──────── Material

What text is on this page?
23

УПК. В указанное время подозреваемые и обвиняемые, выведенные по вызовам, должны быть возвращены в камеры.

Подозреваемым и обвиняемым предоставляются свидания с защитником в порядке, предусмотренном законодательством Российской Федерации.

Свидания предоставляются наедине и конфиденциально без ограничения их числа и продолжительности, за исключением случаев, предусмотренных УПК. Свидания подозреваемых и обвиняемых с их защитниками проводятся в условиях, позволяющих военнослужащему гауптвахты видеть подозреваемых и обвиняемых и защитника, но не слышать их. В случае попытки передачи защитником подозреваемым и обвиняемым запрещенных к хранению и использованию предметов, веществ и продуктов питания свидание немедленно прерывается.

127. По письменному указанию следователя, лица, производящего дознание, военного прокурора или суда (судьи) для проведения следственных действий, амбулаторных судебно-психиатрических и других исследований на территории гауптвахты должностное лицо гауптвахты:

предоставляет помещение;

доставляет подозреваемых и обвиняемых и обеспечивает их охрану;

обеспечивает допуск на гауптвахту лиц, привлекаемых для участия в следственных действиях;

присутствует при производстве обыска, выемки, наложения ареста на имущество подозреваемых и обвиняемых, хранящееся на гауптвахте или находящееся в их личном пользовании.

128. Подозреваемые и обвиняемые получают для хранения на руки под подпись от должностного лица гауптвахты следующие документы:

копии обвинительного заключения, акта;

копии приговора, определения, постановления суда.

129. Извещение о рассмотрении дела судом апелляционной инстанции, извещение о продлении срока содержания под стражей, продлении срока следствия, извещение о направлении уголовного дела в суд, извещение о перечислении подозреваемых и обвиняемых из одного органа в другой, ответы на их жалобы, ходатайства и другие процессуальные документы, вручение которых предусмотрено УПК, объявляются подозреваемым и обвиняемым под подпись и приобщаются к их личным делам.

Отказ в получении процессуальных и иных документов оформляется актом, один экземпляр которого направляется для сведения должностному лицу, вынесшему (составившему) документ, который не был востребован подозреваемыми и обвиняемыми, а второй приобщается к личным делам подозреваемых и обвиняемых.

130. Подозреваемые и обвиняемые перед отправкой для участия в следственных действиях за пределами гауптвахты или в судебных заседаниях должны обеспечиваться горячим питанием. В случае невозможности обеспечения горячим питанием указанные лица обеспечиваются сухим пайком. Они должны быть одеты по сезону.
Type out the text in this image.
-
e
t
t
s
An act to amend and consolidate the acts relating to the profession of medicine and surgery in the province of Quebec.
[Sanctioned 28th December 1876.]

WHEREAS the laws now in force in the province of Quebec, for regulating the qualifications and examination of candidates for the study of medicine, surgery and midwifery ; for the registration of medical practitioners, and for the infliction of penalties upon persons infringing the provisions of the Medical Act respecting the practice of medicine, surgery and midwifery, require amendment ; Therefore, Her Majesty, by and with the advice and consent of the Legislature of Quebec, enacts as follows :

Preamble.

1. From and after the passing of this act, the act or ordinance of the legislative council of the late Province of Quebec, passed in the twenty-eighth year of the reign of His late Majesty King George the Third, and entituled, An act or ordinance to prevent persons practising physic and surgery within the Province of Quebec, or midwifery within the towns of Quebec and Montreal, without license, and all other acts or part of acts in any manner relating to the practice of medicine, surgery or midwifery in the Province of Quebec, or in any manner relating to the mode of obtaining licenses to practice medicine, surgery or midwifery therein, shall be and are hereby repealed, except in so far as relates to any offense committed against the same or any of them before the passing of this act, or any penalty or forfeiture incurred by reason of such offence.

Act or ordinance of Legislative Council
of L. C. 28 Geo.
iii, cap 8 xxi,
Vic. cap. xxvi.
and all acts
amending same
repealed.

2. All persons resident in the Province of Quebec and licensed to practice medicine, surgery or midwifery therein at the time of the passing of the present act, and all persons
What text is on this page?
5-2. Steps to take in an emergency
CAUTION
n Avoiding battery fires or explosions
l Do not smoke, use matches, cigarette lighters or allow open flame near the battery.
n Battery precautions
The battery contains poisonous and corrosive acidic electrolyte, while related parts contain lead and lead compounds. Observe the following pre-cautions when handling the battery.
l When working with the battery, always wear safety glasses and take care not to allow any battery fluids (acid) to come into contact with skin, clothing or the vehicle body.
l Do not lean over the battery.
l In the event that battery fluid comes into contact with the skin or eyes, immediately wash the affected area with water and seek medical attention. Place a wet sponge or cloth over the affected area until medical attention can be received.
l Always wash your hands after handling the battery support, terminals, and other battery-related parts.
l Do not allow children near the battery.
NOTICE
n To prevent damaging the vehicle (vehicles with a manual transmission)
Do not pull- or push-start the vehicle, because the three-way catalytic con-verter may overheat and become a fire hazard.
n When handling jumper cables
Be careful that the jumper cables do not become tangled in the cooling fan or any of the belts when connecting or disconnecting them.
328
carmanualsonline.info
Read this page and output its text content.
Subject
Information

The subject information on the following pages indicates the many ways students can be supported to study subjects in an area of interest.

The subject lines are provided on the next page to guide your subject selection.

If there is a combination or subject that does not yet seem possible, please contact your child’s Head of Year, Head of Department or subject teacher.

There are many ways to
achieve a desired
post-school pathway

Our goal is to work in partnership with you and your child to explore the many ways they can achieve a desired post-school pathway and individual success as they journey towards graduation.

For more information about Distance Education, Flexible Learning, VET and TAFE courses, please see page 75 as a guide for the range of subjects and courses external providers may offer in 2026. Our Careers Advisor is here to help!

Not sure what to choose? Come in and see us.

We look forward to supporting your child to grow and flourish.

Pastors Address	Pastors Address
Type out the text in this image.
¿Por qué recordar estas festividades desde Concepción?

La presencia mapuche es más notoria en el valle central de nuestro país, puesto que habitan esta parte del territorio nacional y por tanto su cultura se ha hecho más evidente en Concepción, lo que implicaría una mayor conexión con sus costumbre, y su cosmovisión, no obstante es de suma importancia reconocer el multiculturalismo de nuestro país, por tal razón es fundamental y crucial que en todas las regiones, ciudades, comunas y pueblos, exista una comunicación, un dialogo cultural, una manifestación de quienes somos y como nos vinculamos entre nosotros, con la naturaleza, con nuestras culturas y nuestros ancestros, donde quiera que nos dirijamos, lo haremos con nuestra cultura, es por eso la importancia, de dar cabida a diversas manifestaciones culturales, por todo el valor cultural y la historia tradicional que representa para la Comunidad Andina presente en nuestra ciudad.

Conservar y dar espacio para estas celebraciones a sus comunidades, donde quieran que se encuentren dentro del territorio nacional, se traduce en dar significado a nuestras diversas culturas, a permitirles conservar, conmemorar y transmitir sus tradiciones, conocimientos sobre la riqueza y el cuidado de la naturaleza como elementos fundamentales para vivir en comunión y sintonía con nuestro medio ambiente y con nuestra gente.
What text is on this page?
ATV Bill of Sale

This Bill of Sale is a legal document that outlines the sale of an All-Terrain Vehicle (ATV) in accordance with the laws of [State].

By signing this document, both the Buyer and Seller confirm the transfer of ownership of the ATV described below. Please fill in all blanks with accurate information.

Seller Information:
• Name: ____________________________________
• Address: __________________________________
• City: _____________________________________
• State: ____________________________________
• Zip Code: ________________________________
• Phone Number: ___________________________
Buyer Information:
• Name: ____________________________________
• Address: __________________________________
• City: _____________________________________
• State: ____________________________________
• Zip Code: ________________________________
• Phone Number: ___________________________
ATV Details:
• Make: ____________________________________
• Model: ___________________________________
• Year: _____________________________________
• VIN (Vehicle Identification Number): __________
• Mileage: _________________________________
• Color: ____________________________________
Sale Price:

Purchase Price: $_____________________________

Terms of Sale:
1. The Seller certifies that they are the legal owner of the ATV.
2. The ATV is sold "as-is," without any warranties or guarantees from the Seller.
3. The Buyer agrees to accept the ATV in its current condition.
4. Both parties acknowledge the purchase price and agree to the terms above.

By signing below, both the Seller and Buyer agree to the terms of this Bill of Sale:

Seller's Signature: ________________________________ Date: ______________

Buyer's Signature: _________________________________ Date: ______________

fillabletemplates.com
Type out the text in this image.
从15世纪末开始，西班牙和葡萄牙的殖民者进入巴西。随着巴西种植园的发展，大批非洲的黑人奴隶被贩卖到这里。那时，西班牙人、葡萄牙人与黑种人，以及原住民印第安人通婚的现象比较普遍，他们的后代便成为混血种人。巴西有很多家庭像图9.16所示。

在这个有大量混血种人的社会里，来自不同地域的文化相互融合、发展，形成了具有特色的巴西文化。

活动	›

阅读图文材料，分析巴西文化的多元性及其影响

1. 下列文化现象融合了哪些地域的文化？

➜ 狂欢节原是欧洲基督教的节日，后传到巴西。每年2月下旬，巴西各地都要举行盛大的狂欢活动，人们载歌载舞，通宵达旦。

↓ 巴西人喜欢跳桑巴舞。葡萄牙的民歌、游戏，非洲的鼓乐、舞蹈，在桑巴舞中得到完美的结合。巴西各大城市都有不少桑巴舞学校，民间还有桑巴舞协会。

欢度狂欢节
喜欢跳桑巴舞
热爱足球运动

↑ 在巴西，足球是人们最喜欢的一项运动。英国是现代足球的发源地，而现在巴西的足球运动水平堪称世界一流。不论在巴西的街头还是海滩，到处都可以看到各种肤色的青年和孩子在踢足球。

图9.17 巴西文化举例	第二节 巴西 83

────────────────

Your goal: Among the entries above, how many lines hold the string "guide"? Give the number by itself.

Answer below: 2